__Records from a data source__
###

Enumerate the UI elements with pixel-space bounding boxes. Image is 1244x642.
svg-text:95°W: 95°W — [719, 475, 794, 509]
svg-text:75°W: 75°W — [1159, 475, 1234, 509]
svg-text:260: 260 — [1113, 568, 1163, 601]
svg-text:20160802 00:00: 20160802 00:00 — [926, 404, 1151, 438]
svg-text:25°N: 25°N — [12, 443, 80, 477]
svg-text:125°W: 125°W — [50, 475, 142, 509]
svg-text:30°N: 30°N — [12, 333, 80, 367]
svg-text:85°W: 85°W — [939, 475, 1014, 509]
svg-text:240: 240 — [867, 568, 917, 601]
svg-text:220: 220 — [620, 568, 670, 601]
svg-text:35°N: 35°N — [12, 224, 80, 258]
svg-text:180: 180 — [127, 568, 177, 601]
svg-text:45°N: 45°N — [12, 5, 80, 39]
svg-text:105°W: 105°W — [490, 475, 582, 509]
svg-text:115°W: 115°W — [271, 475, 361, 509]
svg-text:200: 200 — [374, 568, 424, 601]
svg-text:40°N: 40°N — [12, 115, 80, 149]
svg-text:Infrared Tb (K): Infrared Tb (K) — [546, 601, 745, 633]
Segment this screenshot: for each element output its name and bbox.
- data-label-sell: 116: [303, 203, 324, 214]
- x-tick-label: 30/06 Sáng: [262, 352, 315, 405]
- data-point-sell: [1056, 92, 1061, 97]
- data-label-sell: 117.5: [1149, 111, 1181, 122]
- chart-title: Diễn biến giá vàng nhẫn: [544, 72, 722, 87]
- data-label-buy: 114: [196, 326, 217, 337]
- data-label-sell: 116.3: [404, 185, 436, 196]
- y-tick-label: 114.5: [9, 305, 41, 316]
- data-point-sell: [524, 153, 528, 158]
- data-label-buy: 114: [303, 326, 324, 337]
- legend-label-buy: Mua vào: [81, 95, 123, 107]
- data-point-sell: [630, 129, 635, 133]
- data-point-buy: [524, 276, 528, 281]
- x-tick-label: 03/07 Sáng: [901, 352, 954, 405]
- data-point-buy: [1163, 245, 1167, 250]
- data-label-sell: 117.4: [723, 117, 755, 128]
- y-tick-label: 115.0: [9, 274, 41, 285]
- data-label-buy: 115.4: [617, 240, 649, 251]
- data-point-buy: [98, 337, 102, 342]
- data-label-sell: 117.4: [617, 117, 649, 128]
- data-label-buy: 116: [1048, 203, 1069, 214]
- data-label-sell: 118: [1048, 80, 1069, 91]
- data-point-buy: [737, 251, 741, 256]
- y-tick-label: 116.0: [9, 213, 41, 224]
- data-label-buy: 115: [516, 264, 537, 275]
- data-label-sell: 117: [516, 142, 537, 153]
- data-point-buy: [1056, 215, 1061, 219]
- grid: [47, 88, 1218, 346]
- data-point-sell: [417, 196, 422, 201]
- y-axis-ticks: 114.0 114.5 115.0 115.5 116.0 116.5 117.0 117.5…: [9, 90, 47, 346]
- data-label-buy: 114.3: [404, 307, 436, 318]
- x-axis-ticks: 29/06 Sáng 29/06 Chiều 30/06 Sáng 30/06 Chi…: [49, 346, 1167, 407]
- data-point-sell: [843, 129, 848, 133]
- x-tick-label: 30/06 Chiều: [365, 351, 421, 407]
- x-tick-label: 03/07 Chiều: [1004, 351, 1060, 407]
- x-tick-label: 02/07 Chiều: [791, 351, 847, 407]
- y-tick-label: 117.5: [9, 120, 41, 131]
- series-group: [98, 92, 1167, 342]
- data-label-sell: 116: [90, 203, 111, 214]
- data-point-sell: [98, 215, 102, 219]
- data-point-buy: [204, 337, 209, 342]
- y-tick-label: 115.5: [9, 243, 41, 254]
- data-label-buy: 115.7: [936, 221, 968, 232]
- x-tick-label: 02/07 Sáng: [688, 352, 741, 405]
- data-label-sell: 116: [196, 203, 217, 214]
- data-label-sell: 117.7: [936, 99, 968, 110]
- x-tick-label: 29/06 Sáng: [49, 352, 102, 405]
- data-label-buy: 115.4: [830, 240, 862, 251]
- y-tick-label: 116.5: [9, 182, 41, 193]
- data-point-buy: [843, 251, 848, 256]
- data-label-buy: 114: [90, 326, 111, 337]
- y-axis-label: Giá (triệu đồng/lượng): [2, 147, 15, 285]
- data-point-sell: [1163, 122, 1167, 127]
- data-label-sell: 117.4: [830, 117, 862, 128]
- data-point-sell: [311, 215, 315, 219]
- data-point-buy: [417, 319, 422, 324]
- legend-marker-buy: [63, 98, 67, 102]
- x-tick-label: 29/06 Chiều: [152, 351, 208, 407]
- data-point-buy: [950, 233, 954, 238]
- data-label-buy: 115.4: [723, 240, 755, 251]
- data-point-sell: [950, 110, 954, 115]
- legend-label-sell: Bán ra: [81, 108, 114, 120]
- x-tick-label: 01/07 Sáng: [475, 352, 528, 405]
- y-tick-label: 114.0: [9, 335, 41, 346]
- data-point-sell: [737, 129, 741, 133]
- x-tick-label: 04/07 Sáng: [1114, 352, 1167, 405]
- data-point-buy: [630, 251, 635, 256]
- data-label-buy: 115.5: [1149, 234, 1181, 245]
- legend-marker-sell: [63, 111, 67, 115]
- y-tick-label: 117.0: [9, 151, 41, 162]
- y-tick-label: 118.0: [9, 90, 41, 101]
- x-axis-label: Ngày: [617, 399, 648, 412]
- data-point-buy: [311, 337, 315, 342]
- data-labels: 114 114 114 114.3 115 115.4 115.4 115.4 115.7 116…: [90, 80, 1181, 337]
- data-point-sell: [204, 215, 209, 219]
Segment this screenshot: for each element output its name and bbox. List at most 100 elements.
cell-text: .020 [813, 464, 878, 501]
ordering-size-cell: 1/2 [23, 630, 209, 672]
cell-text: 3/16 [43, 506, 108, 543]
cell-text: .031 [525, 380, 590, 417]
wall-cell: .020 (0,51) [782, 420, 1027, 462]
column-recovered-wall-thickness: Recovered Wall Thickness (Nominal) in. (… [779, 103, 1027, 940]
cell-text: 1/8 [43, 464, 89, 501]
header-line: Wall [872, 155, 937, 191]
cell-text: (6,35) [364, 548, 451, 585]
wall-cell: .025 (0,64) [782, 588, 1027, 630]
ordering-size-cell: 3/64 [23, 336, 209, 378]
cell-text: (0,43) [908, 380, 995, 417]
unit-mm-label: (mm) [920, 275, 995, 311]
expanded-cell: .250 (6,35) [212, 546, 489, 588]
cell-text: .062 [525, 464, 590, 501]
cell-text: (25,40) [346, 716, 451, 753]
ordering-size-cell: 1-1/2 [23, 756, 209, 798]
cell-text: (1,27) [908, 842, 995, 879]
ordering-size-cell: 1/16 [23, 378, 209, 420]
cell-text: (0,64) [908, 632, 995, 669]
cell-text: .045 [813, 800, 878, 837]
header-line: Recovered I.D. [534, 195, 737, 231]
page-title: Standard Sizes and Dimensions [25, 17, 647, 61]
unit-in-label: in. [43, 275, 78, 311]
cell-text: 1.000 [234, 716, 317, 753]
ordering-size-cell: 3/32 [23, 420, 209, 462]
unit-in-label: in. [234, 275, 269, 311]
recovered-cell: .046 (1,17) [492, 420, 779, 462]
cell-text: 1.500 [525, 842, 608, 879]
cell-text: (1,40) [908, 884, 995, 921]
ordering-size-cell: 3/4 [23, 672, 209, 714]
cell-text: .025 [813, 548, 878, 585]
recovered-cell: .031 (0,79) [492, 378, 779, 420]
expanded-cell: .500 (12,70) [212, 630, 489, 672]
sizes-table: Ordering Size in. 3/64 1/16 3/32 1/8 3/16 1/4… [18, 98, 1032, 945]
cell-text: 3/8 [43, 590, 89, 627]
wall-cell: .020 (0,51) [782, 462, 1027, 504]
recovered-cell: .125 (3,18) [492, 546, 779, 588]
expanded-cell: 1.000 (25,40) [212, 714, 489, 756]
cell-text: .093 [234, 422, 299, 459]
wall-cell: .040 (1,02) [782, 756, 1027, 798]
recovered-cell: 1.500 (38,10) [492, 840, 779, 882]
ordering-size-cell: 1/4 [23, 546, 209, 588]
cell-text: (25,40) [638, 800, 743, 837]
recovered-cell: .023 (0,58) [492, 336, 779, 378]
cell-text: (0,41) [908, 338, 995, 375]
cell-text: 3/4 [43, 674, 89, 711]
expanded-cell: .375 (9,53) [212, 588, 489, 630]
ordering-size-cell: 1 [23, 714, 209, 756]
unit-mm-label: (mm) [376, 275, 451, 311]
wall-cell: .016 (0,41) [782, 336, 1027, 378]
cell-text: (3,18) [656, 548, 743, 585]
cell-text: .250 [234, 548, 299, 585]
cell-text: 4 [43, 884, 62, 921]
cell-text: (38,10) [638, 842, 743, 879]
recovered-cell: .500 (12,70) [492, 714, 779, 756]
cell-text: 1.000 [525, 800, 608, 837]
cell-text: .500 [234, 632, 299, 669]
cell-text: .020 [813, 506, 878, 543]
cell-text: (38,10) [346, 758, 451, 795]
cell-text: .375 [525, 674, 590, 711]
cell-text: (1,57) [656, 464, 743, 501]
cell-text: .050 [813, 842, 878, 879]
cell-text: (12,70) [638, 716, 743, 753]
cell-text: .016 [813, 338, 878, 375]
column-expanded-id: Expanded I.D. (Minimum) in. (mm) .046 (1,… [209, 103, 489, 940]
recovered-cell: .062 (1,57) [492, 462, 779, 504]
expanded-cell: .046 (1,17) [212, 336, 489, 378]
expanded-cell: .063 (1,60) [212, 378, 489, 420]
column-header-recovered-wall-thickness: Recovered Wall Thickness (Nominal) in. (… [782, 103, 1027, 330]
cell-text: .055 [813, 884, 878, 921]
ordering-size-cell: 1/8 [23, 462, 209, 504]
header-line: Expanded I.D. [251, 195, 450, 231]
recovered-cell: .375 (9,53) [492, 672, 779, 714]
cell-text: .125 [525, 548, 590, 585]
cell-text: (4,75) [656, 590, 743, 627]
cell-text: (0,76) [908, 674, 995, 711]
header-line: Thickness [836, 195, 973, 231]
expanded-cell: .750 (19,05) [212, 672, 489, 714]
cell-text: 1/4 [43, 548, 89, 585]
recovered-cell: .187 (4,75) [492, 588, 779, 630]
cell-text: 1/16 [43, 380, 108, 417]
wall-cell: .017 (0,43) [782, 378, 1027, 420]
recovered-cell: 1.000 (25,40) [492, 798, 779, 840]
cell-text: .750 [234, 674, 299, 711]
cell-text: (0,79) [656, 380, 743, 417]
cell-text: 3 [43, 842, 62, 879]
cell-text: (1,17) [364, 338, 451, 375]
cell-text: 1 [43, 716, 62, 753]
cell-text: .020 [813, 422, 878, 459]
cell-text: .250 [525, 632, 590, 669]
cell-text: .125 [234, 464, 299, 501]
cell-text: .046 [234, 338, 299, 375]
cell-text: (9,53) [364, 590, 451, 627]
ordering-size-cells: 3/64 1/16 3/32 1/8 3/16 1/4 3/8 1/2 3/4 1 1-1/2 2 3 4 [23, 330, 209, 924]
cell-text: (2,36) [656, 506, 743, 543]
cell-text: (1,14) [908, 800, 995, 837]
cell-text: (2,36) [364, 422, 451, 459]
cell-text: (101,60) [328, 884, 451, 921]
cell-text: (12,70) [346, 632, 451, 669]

###

__JOB__
Convert the lines of the material into a JSON list of strings, with one string for each line and blank lines left out. Start at the first line of the material and end at the line containing "- y-tick-label: 115.0: [9, 274, 41, 285]", including both ends.

__THE RESULT__
[
  "Enumerate the UI elements with pixel-space bounding boxes. Image is 1244x642.",
  "svg-text:95°W: 95°W — [719, 475, 794, 509]",
  "svg-text:75°W: 75°W — [1159, 475, 1234, 509]",
  "svg-text:260: 260 — [1113, 568, 1163, 601]",
  "svg-text:20160802 00:00: 20160802 00:00 — [926, 404, 1151, 438]",
  "svg-text:25°N: 25°N — [12, 443, 80, 477]",
  "svg-text:125°W: 125°W — [50, 475, 142, 509]",
  "svg-text:30°N: 30°N — [12, 333, 80, 367]",
  "svg-text:85°W: 85°W — [939, 475, 1014, 509]",
  "svg-text:240: 240 — [867, 568, 917, 601]",
  "svg-text:220: 220 — [620, 568, 670, 601]",
  "svg-text:35°N: 35°N — [12, 224, 80, 258]",
  "svg-text:180: 180 — [127, 568, 177, 601]",
  "svg-text:45°N: 45°N — [12, 5, 80, 39]",
  "svg-text:105°W: 105°W — [490, 475, 582, 509]",
  "svg-text:115°W: 115°W — [271, 475, 361, 509]",
  "svg-text:200: 200 — [374, 568, 424, 601]",
  "svg-text:40°N: 40°N — [12, 115, 80, 149]",
  "svg-text:Infrared Tb (K): Infrared Tb (K) — [546, 601, 745, 633]",
  "Segment this screenshot: for each element output its name and bbox.",
  "- data-label-sell: 116: [303, 203, 324, 214]",
  "- x-tick-label: 30/06 Sáng: [262, 352, 315, 405]",
  "- data-point-sell: [1056, 92, 1061, 97]",
  "- data-label-sell: 117.5: [1149, 111, 1181, 122]",
  "- chart-title: Diễn biến giá vàng nhẫn: [544, 72, 722, 87]",
  "- data-label-buy: 114: [196, 326, 217, 337]",
  "- data-label-sell: 116.3: [404, 185, 436, 196]",
  "- y-tick-label: 114.5: [9, 305, 41, 316]",
  "- data-point-sell: [524, 153, 528, 158]",
  "- data-label-buy: 114: [303, 326, 324, 337]",
  "- legend-label-buy: Mua vào: [81, 95, 123, 107]",
  "- data-point-sell: [630, 129, 635, 133]",
  "- data-point-buy: [524, 276, 528, 281]",
  "- x-tick-label: 03/07 Sáng: [901, 352, 954, 405]",
  "- data-point-buy: [1163, 245, 1167, 250]",
  "- data-label-sell: 117.4: [723, 117, 755, 128]",
  "- y-tick-label: 115.0: [9, 274, 41, 285]"
]